→ The task
Extract each line from the entries below that has the string "moquette" in it.

Stored records

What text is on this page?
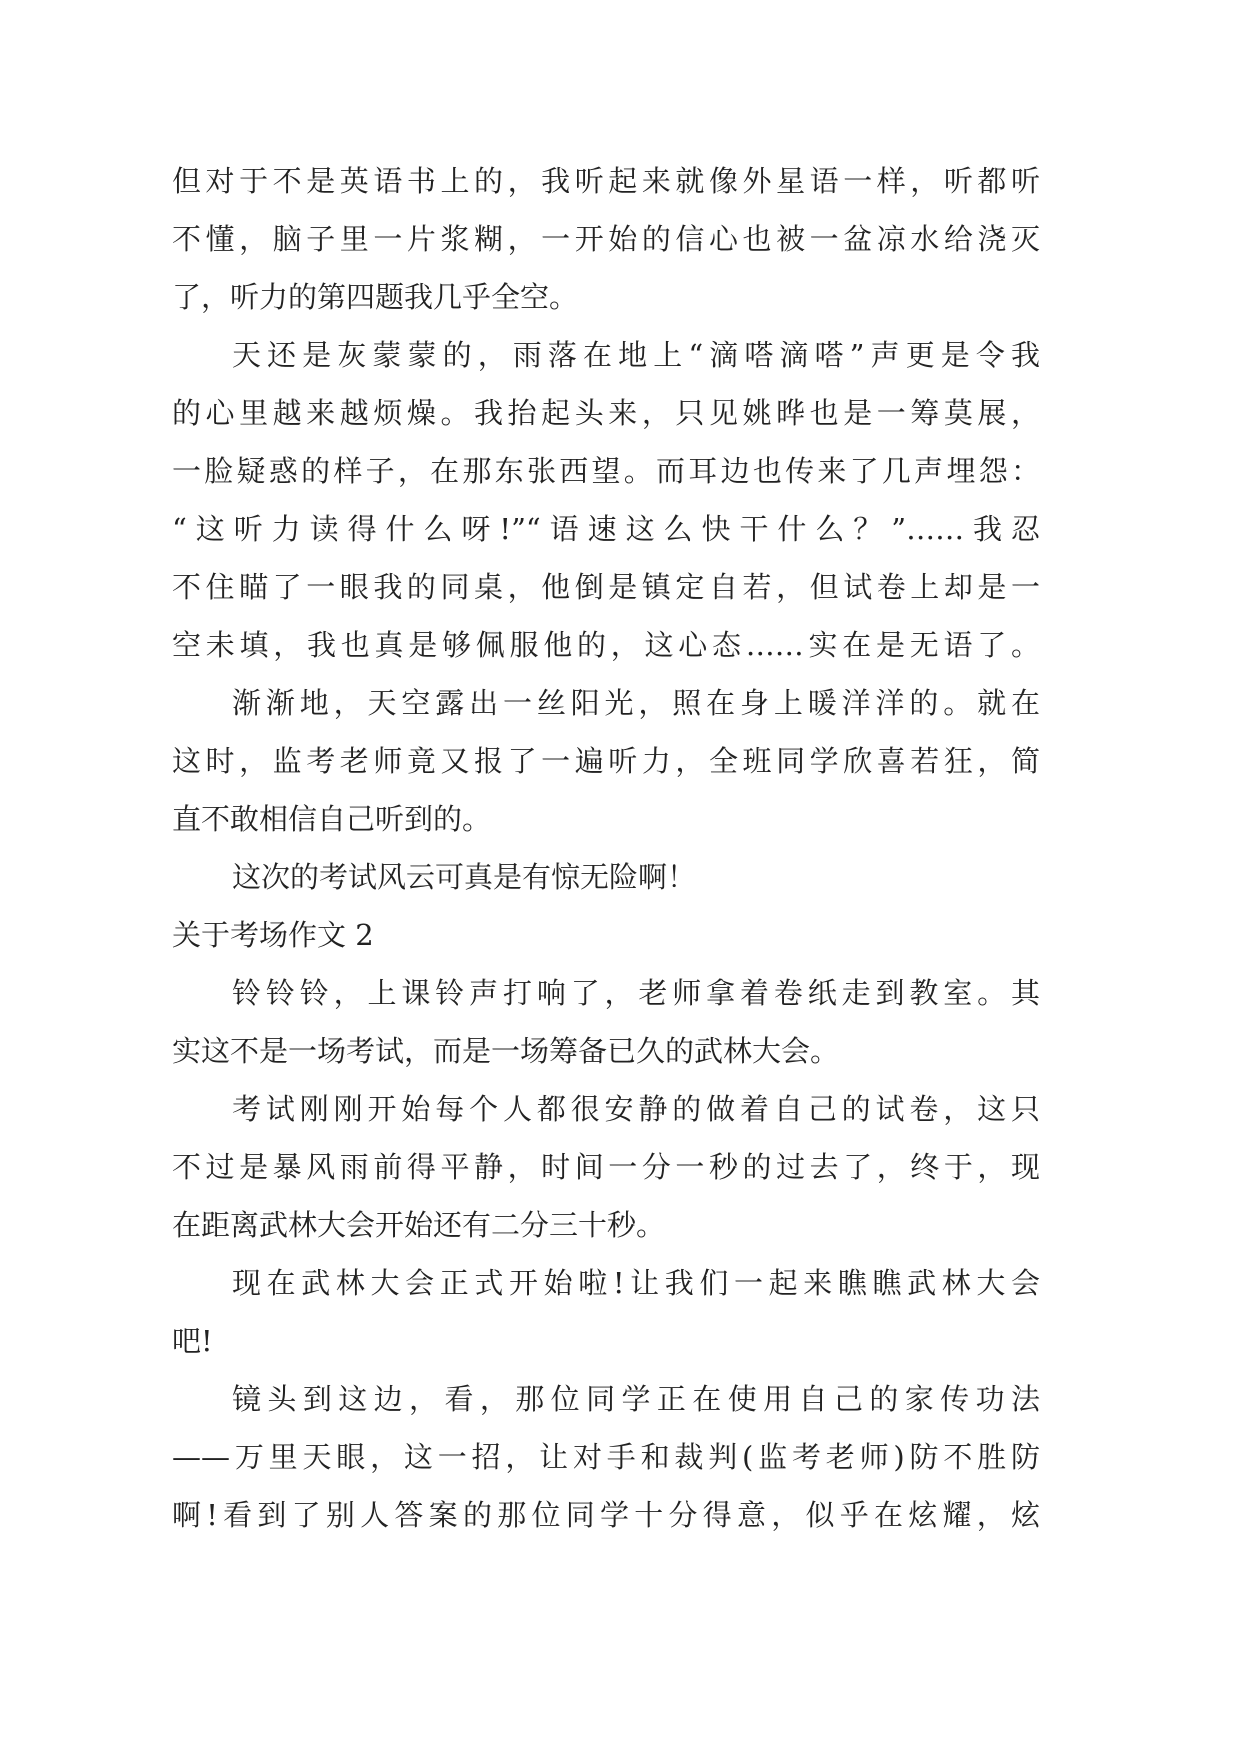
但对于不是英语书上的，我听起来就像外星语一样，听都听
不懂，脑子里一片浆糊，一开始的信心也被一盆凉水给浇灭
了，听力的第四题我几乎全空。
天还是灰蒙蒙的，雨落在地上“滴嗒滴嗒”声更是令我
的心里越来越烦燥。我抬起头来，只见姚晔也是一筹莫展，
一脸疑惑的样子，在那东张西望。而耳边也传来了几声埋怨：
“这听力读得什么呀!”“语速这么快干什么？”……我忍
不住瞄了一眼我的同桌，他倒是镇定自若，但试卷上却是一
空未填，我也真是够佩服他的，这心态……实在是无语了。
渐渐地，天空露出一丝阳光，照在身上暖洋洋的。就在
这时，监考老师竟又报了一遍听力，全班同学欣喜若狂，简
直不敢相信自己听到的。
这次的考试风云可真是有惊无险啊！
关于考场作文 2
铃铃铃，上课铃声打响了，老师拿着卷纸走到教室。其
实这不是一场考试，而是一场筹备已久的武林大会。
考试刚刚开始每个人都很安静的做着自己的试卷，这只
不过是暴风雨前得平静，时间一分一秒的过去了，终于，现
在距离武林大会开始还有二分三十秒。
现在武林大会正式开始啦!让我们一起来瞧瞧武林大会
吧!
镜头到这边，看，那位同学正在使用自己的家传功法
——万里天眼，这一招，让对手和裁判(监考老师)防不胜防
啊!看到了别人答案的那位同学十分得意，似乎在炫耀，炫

...

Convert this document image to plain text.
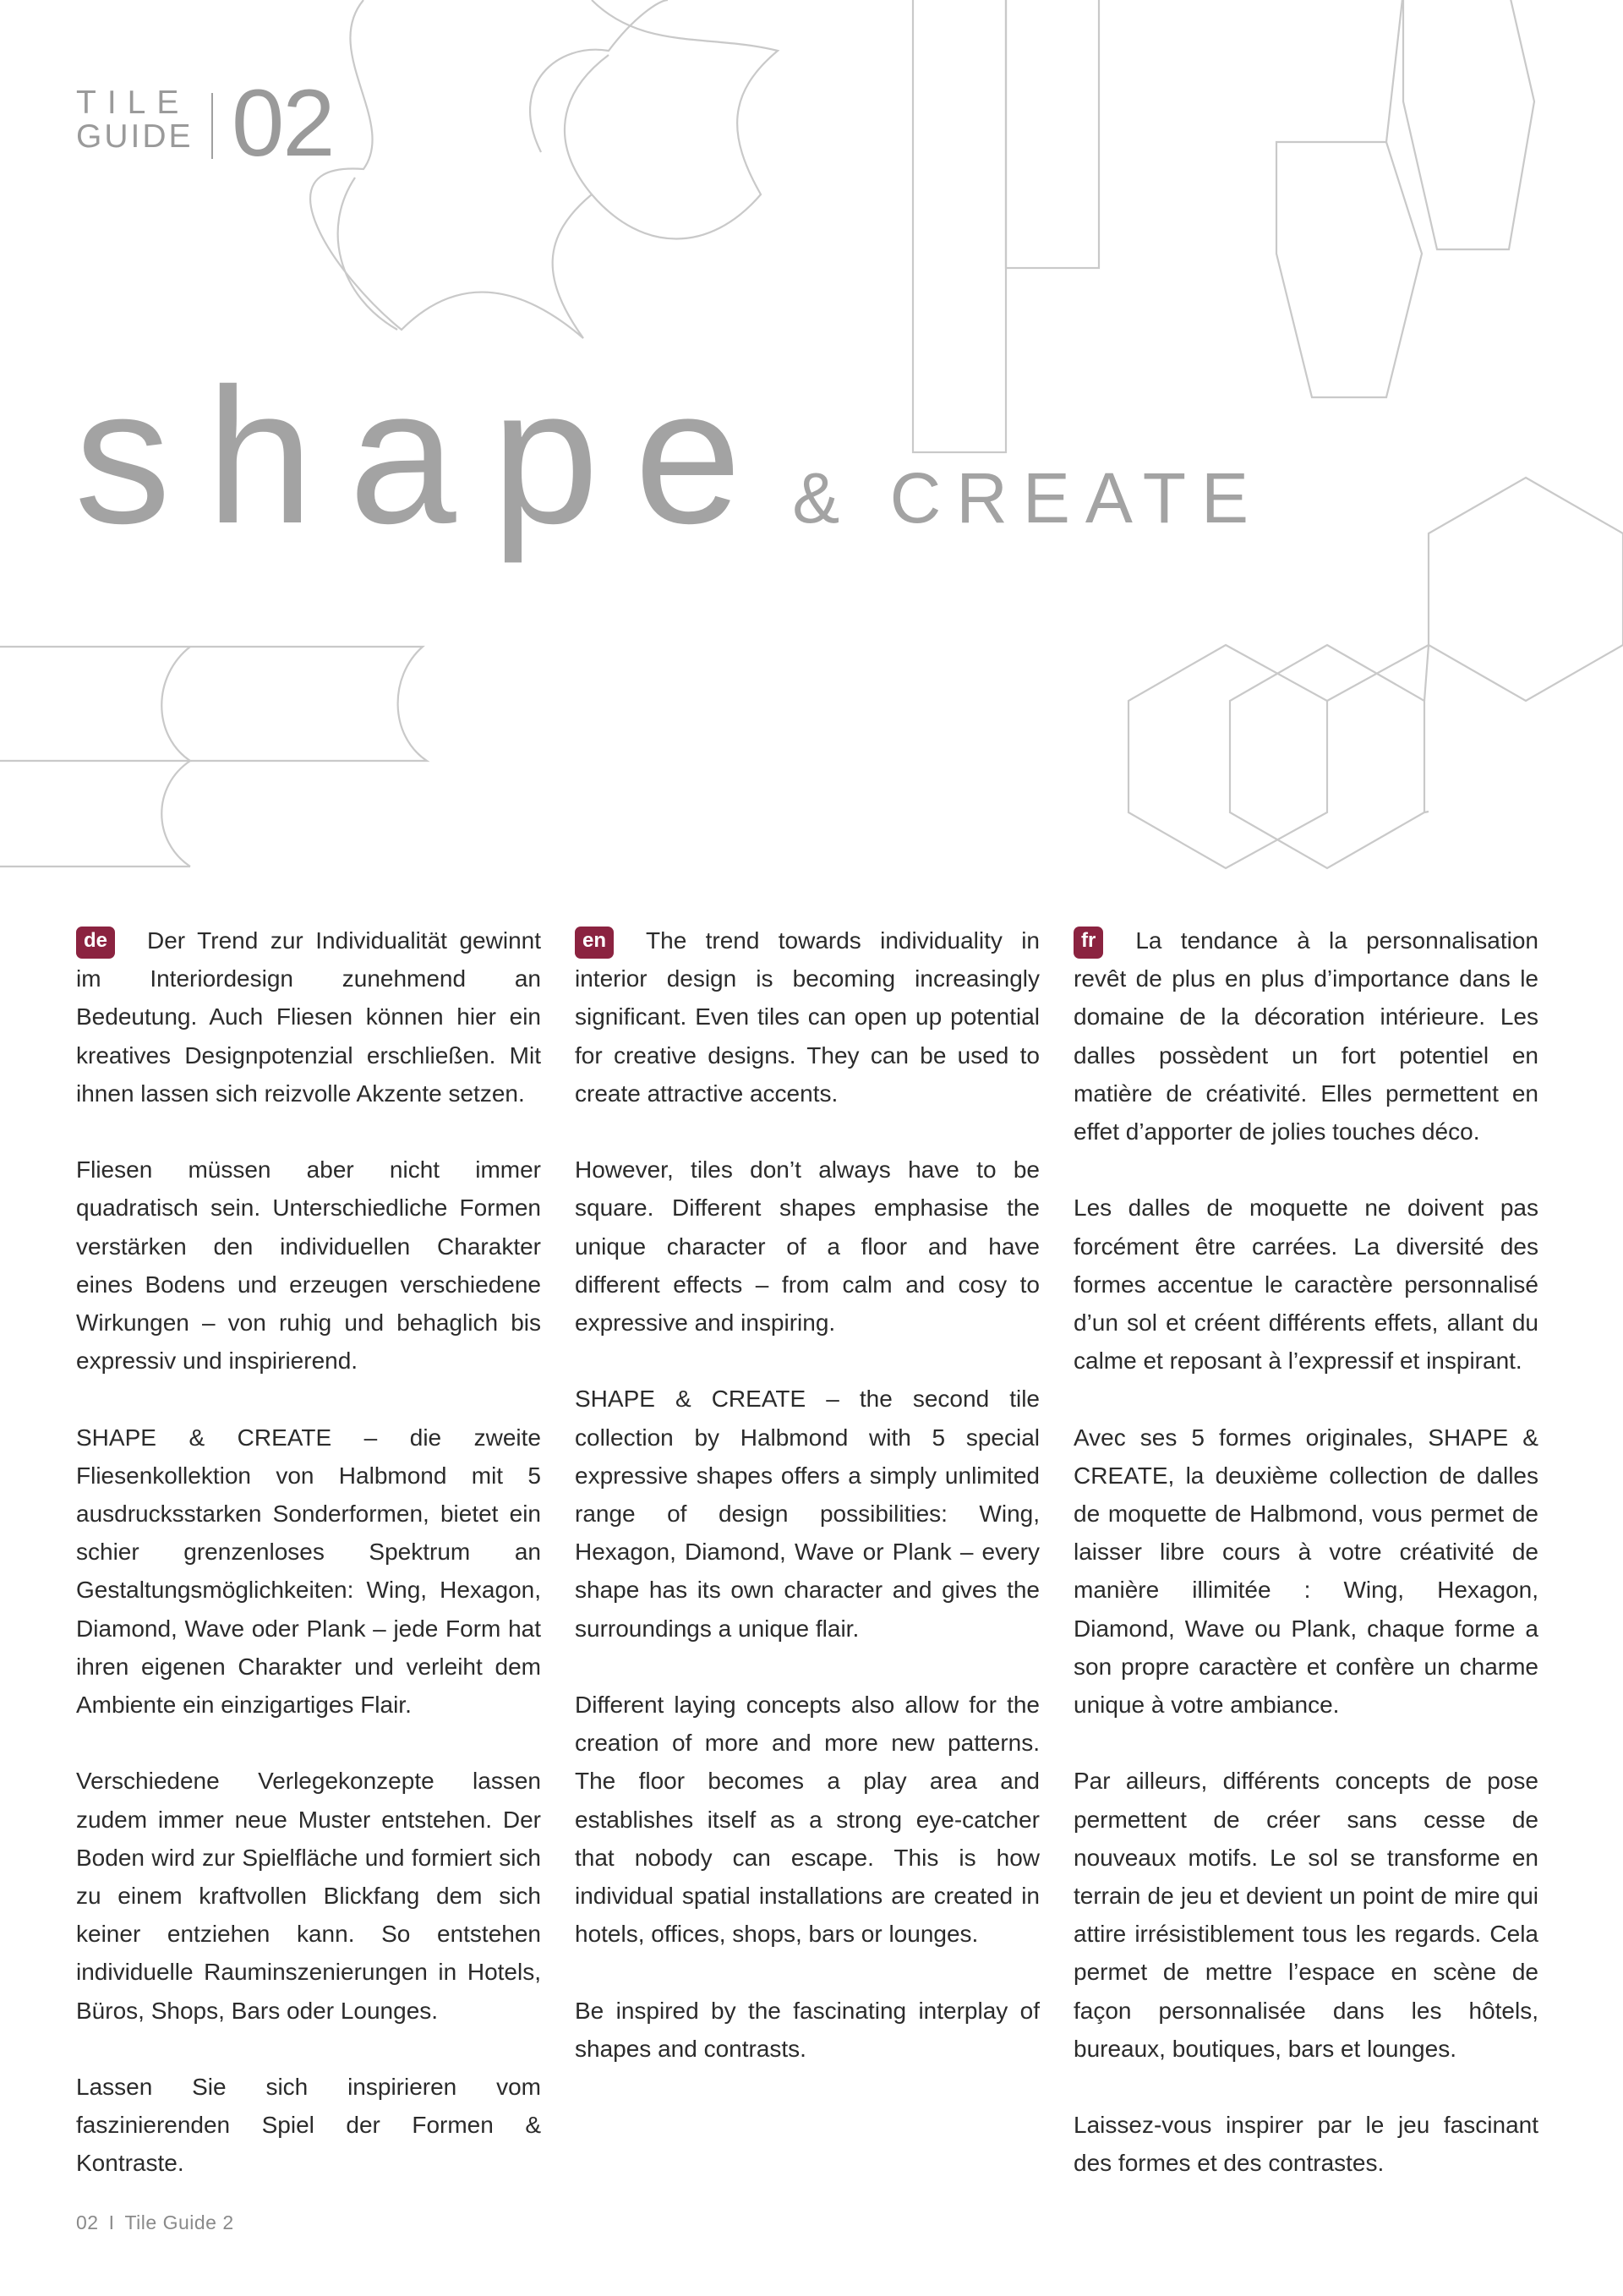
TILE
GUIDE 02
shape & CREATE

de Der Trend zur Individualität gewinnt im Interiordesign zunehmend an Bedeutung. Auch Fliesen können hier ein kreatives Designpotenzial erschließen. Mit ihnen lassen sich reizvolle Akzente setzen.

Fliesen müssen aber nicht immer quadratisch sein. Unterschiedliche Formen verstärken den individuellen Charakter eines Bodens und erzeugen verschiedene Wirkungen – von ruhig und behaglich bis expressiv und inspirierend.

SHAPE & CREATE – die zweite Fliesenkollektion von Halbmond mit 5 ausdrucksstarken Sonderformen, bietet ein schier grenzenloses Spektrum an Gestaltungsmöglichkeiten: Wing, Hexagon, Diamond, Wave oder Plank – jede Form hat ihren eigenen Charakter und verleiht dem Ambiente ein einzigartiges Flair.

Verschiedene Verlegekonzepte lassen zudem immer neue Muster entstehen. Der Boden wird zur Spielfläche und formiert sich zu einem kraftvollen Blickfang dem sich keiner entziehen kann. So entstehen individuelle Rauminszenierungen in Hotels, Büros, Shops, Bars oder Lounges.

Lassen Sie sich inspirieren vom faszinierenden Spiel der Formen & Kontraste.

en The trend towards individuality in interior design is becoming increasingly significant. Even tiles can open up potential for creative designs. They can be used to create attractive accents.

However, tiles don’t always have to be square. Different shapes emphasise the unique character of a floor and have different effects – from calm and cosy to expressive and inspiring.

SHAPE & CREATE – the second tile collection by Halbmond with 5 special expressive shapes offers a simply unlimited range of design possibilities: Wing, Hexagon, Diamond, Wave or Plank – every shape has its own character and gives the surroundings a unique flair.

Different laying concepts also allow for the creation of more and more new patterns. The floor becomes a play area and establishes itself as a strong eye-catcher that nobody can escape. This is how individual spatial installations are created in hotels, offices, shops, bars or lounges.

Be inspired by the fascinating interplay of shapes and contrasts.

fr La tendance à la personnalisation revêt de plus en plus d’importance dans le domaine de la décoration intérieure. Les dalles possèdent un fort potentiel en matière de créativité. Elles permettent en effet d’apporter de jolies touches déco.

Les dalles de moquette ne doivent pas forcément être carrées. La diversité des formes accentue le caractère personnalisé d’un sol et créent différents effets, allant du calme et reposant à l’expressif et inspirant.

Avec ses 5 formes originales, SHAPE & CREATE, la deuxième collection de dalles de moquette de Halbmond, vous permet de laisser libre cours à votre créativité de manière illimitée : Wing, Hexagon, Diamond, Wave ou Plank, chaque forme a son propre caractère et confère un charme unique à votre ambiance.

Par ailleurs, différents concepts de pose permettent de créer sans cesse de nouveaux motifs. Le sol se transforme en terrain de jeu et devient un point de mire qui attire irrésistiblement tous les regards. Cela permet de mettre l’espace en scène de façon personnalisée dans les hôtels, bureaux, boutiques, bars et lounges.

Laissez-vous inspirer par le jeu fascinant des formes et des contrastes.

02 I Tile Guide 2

→ Output of the exercise
Les dalles de moquette ne doivent pas forcément être carrées. La diversité des formes accentue le caractère personnalisé d’un sol et créent différents effets, allant du calme et reposant à l’expressif et inspirant.
Avec ses 5 formes originales, SHAPE & CREATE, la deuxième collection de dalles de moquette de Halbmond, vous permet de laisser libre cours à votre créativité de manière illimitée : Wing, Hexagon, Diamond, Wave ou Plank, chaque forme a son propre caractère et confère un charme unique à votre ambiance.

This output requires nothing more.